■ **What to do**
Output the entries word for word. Omit images.

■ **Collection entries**
________________

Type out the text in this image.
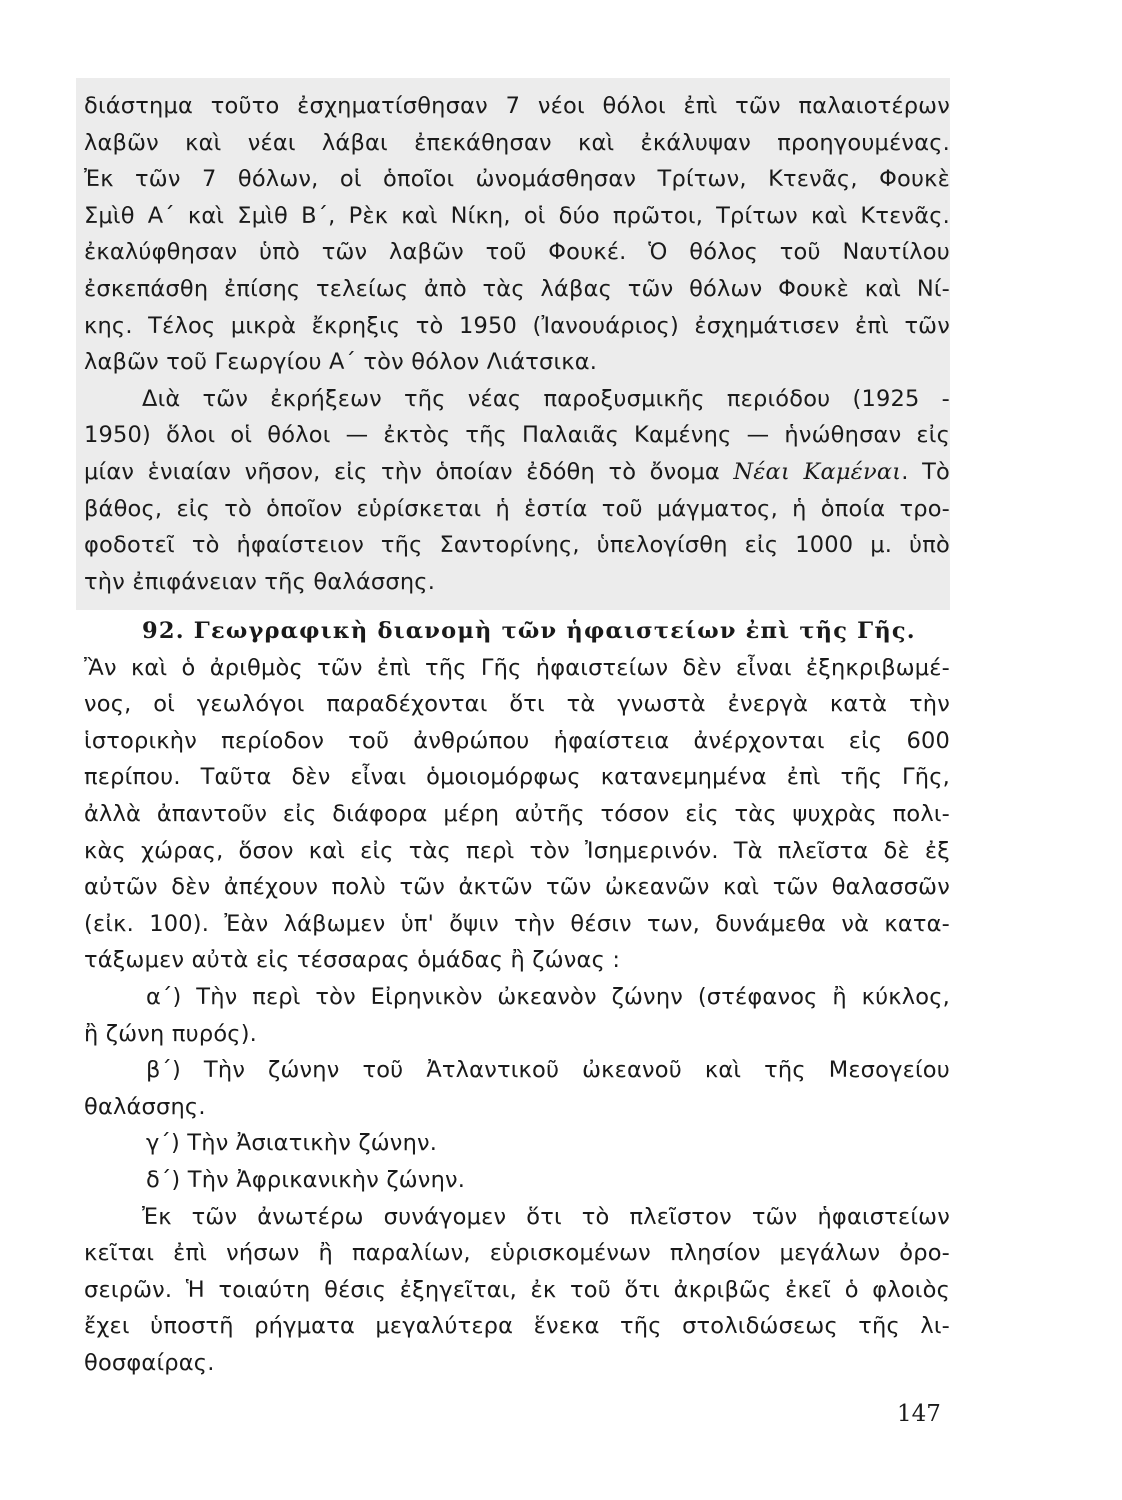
διάστημα τοῦτο ἐσχηματίσθησαν 7 νέοι θόλοι ἐπὶ τῶν παλαιοτέρων
λαβῶν καὶ νέαι λάβαι ἐπεκάθησαν καὶ ἐκάλυψαν προηγουμένας.
Ἐκ τῶν 7 θόλων, οἱ ὁποῖοι ὠνομάσθησαν Τρίτων, Κτενᾶς, Φουκὲ
Σμὶθ Α΄ καὶ Σμὶθ Β΄, Ρὲκ καὶ Νίκη, οἱ δύο πρῶτοι, Τρίτων καὶ Κτενᾶς.
ἐκαλύφθησαν ὑπὸ τῶν λαβῶν τοῦ Φουκέ. Ὁ θόλος τοῦ Ναυτίλου
ἐσκεπάσθη ἐπίσης τελείως ἀπὸ τὰς λάβας τῶν θόλων Φουκὲ καὶ Νί-
κης. Τέλος μικρὰ ἔκρηξις τὸ 1950 (Ἰανουάριος) ἐσχημάτισεν ἐπὶ τῶν
λαβῶν τοῦ Γεωργίου Α΄ τὸν θόλον Λιάτσικα.
Διὰ τῶν ἐκρήξεων τῆς νέας παροξυσμικῆς περιόδου (1925 -
1950) ὅλοι οἱ θόλοι — ἐκτὸς τῆς Παλαιᾶς Καμένης — ἡνώθησαν εἰς
μίαν ἑνιαίαν νῆσον, εἰς τὴν ὁποίαν ἐδόθη τὸ ὄνομα Νέαι Καμέναι. Τὸ
βάθος, εἰς τὸ ὁποῖον εὑρίσκεται ἡ ἑστία τοῦ μάγματος, ἡ ὁποία τρο-
φοδοτεῖ τὸ ἡφαίστειον τῆς Σαντορίνης, ὑπελογίσθη εἰς 1000 μ. ὑπὸ
τὴν ἐπιφάνειαν τῆς θαλάσσης.
92. Γεωγραφικὴ διανομὴ τῶν ἡφαιστείων ἐπὶ τῆς Γῆς.
Ἂν καὶ ὁ ἀριθμὸς τῶν ἐπὶ τῆς Γῆς ἡφαιστείων δὲν εἶναι ἐξηκριβωμέ-
νος, οἱ γεωλόγοι παραδέχονται ὅτι τὰ γνωστὰ ἐνεργὰ κατὰ τὴν
ἱστορικὴν περίοδον τοῦ ἀνθρώπου ἡφαίστεια ἀνέρχονται εἰς 600
περίπου. Ταῦτα δὲν εἶναι ὁμοιομόρφως κατανεμημένα ἐπὶ τῆς Γῆς,
ἀλλὰ ἀπαντοῦν εἰς διάφορα μέρη αὐτῆς τόσον εἰς τὰς ψυχρὰς πολι-
κὰς χώρας, ὅσον καὶ εἰς τὰς περὶ τὸν Ἰσημερινόν. Τὰ πλεῖστα δὲ ἐξ
αὐτῶν δὲν ἀπέχουν πολὺ τῶν ἀκτῶν τῶν ὠκεανῶν καὶ τῶν θαλασσῶν
(εἰκ. 100). Ἐὰν λάβωμεν ὑπ' ὄψιν τὴν θέσιν των, δυνάμεθα νὰ κατα-
τάξωμεν αὐτὰ εἰς τέσσαρας ὁμάδας ἢ ζώνας :
α΄) Τὴν περὶ τὸν Εἰρηνικὸν ὠκεανὸν ζώνην (στέφανος ἢ κύκλος,
ἢ ζώνη πυρός).
β΄) Τὴν ζώνην τοῦ Ἀτλαντικοῦ ὠκεανοῦ καὶ τῆς Μεσογείου
θαλάσσης.
γ΄) Τὴν Ἀσιατικὴν ζώνην.
δ΄) Τὴν Ἀφρικανικὴν ζώνην.
Ἐκ τῶν ἀνωτέρω συνάγομεν ὅτι τὸ πλεῖστον τῶν ἡφαιστείων
κεῖται ἐπὶ νήσων ἢ παραλίων, εὑρισκομένων πλησίον μεγάλων ὀρο-
σειρῶν. Ἡ τοιαύτη θέσις ἐξηγεῖται, ἐκ τοῦ ὅτι ἀκριβῶς ἐκεῖ ὁ φλοιὸς
ἔχει ὑποστῆ ρήγματα μεγαλύτερα ἕνεκα τῆς στολιδώσεως τῆς λι-
θοσφαίρας.
147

________________

■ **Response to this task**
Type out the text in this image.
διάστημα τοῦτο ἐσχηματίσθησαν 7 νέοι θόλοι ἐπὶ τῶν παλαιοτέρων
λαβῶν καὶ νέαι λάβαι ἐπεκάθησαν καὶ ἐκάλυψαν προηγουμένας.
Ἐκ τῶν 7 θόλων, οἱ ὁποῖοι ὠνομάσθησαν Τρίτων, Κτενᾶς, Φουκὲ
Σμὶθ Α΄ καὶ Σμὶθ Β΄, Ρὲκ καὶ Νίκη, οἱ δύο πρῶτοι, Τρίτων καὶ Κτενᾶς.
ἐκαλύφθησαν ὑπὸ τῶν λαβῶν τοῦ Φουκέ. Ὁ θόλος τοῦ Ναυτίλου
ἐσκεπάσθη ἐπίσης τελείως ἀπὸ τὰς λάβας τῶν θόλων Φουκὲ καὶ Νί-
κης. Τέλος μικρὰ ἔκρηξις τὸ 1950 (Ἰανουάριος) ἐσχημάτισεν ἐπὶ τῶν
λαβῶν τοῦ Γεωργίου Α΄ τὸν θόλον Λιάτσικα.
Διὰ τῶν ἐκρήξεων τῆς νέας παροξυσμικῆς περιόδου (1925 -
1950) ὅλοι οἱ θόλοι — ἐκτὸς τῆς Παλαιᾶς Καμένης — ἡνώθησαν εἰς
μίαν ἑνιαίαν νῆσον, εἰς τὴν ὁποίαν ἐδόθη τὸ ὄνομα Νέαι Καμέναι. Τὸ
βάθος, εἰς τὸ ὁποῖον εὑρίσκεται ἡ ἑστία τοῦ μάγματος, ἡ ὁποία τρο-
φοδοτεῖ τὸ ἡφαίστειον τῆς Σαντορίνης, ὑπελογίσθη εἰς 1000 μ. ὑπὸ
τὴν ἐπιφάνειαν τῆς θαλάσσης.
92. Γεωγραφικὴ διανομὴ τῶν ἡφαιστείων ἐπὶ τῆς Γῆς.
Ἂν καὶ ὁ ἀριθμὸς τῶν ἐπὶ τῆς Γῆς ἡφαιστείων δὲν εἶναι ἐξηκριβωμέ-
νος, οἱ γεωλόγοι παραδέχονται ὅτι τὰ γνωστὰ ἐνεργὰ κατὰ τὴν
ἱστορικὴν περίοδον τοῦ ἀνθρώπου ἡφαίστεια ἀνέρχονται εἰς 600
περίπου. Ταῦτα δὲν εἶναι ὁμοιομόρφως κατανεμημένα ἐπὶ τῆς Γῆς,
ἀλλὰ ἀπαντοῦν εἰς διάφορα μέρη αὐτῆς τόσον εἰς τὰς ψυχρὰς πολι-
κὰς χώρας, ὅσον καὶ εἰς τὰς περὶ τὸν Ἰσημερινόν. Τὰ πλεῖστα δὲ ἐξ
αὐτῶν δὲν ἀπέχουν πολὺ τῶν ἀκτῶν τῶν ὠκεανῶν καὶ τῶν θαλασσῶν
(εἰκ. 100). Ἐὰν λάβωμεν ὑπ' ὄψιν τὴν θέσιν των, δυνάμεθα νὰ κατα-
τάξωμεν αὐτὰ εἰς τέσσαρας ὁμάδας ἢ ζώνας :
α΄) Τὴν περὶ τὸν Εἰρηνικὸν ὠκεανὸν ζώνην (στέφανος ἢ κύκλος,
ἢ ζώνη πυρός).
β΄) Τὴν ζώνην τοῦ Ἀτλαντικοῦ ὠκεανοῦ καὶ τῆς Μεσογείου
θαλάσσης.
γ΄) Τὴν Ἀσιατικὴν ζώνην.
δ΄) Τὴν Ἀφρικανικὴν ζώνην.
Ἐκ τῶν ἀνωτέρω συνάγομεν ὅτι τὸ πλεῖστον τῶν ἡφαιστείων
κεῖται ἐπὶ νήσων ἢ παραλίων, εὑρισκομένων πλησίον μεγάλων ὀρο-
σειρῶν. Ἡ τοιαύτη θέσις ἐξηγεῖται, ἐκ τοῦ ὅτι ἀκριβῶς ἐκεῖ ὁ φλοιὸς
ἔχει ὑποστῆ ρήγματα μεγαλύτερα ἕνεκα τῆς στολιδώσεως τῆς λι-
θοσφαίρας.
147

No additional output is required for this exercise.